begin Source records

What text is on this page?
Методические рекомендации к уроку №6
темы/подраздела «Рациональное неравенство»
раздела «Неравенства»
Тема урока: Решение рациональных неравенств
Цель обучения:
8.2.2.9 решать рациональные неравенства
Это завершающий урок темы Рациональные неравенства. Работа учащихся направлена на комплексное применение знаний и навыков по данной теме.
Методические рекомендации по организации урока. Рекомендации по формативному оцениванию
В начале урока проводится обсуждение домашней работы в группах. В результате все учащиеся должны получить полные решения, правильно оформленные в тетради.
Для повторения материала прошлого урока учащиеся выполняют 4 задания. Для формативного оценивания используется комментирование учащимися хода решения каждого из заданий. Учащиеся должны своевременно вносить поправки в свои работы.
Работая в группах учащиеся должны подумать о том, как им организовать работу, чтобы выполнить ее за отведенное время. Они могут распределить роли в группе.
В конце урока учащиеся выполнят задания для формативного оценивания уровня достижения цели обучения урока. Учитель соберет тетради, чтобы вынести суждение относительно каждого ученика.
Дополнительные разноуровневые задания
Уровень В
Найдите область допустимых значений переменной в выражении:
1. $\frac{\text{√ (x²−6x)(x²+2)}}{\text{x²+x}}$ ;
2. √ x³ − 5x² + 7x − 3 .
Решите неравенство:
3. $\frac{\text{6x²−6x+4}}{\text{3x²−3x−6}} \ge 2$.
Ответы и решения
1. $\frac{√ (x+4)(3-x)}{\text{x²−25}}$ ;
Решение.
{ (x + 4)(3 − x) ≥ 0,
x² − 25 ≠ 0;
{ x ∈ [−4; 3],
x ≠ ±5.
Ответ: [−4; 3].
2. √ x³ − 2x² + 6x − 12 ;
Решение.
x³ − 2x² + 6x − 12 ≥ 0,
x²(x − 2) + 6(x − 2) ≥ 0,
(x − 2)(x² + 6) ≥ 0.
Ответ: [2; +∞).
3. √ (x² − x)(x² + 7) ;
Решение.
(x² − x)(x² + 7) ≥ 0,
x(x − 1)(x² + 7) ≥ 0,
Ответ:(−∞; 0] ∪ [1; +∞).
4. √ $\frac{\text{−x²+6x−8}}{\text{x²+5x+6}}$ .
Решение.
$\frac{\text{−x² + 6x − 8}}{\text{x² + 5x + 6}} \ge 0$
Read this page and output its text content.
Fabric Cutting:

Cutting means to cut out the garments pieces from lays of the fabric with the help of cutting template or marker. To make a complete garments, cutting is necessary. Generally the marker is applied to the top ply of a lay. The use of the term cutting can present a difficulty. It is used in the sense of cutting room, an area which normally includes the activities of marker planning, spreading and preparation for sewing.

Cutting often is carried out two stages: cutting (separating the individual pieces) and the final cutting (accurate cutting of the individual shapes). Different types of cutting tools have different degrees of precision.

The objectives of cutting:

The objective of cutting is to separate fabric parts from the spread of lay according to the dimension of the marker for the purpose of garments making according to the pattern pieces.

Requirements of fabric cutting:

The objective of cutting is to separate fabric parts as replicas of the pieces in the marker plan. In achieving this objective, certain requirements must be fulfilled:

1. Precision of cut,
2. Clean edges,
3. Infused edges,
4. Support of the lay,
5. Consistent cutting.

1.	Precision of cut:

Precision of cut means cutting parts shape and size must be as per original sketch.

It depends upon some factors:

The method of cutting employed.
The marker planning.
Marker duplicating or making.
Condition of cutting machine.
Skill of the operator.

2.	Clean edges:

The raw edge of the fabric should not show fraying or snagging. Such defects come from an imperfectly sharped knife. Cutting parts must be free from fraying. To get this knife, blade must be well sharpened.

end Source records

**What you should do:** Repeat all the entries word for word.

**The completed task:**
What text is on this page?
Методические рекомендации к уроку №6
темы/подраздела «Рациональное неравенство»
раздела «Неравенства»
Тема урока: Решение рациональных неравенств
Цель обучения:
8.2.2.9 решать рациональные неравенства
Это завершающий урок темы Рациональные неравенства. Работа учащихся направлена на комплексное применение знаний и навыков по данной теме.
Методические рекомендации по организации урока. Рекомендации по формативному оцениванию
В начале урока проводится обсуждение домашней работы в группах. В результате все учащиеся должны получить полные решения, правильно оформленные в тетради.
Для повторения материала прошлого урока учащиеся выполняют 4 задания. Для формативного оценивания используется комментирование учащимися хода решения каждого из заданий. Учащиеся должны своевременно вносить поправки в свои работы.
Работая в группах учащиеся должны подумать о том, как им организовать работу, чтобы выполнить ее за отведенное время. Они могут распределить роли в группе.
В конце урока учащиеся выполнят задания для формативного оценивания уровня достижения цели обучения урока. Учитель соберет тетради, чтобы вынести суждение относительно каждого ученика.
Дополнительные разноуровневые задания
Уровень В
Найдите область допустимых значений переменной в выражении:
1. $\frac{\text{√ (x²−6x)(x²+2)}}{\text{x²+x}}$ ;
2. √ x³ − 5x² + 7x − 3 .
Решите неравенство:
3. $\frac{\text{6x²−6x+4}}{\text{3x²−3x−6}} \ge 2$.
Ответы и решения
1. $\frac{√ (x+4)(3-x)}{\text{x²−25}}$ ;
Решение.
{ (x + 4)(3 − x) ≥ 0,
x² − 25 ≠ 0;
{ x ∈ [−4; 3],
x ≠ ±5.
Ответ: [−4; 3].
2. √ x³ − 2x² + 6x − 12 ;
Решение.
x³ − 2x² + 6x − 12 ≥ 0,
x²(x − 2) + 6(x − 2) ≥ 0,
(x − 2)(x² + 6) ≥ 0.
Ответ: [2; +∞).
3. √ (x² − x)(x² + 7) ;
Решение.
(x² − x)(x² + 7) ≥ 0,
x(x − 1)(x² + 7) ≥ 0,
Ответ:(−∞; 0] ∪ [1; +∞).
4. √ $\frac{\text{−x²+6x−8}}{\text{x²+5x+6}}$ .
Решение.
$\frac{\text{−x² + 6x − 8}}{\text{x² + 5x + 6}} \ge 0$
Read this page and output its text content.
Fabric Cutting:

Cutting means to cut out the garments pieces from lays of the fabric with the help of cutting template or marker. To make a complete garments, cutting is necessary. Generally the marker is applied to the top ply of a lay. The use of the term cutting can present a difficulty. It is used in the sense of cutting room, an area which normally includes the activities of marker planning, spreading and preparation for sewing.

Cutting often is carried out two stages: cutting (separating the individual pieces) and the final cutting (accurate cutting of the individual shapes). Different types of cutting tools have different degrees of precision.

The objectives of cutting:

The objective of cutting is to separate fabric parts from the spread of lay according to the dimension of the marker for the purpose of garments making according to the pattern pieces.

Requirements of fabric cutting:

The objective of cutting is to separate fabric parts as replicas of the pieces in the marker plan. In achieving this objective, certain requirements must be fulfilled:

1. Precision of cut,
2. Clean edges,
3. Infused edges,
4. Support of the lay,
5. Consistent cutting.

1.	Precision of cut:

Precision of cut means cutting parts shape and size must be as per original sketch.

It depends upon some factors:

The method of cutting employed.
The marker planning.
Marker duplicating or making.
Condition of cutting machine.
Skill of the operator.

2.	Clean edges:

The raw edge of the fabric should not show fraying or snagging. Such defects come from an imperfectly sharped knife. Cutting parts must be free from fraying. To get this knife, blade must be well sharpened.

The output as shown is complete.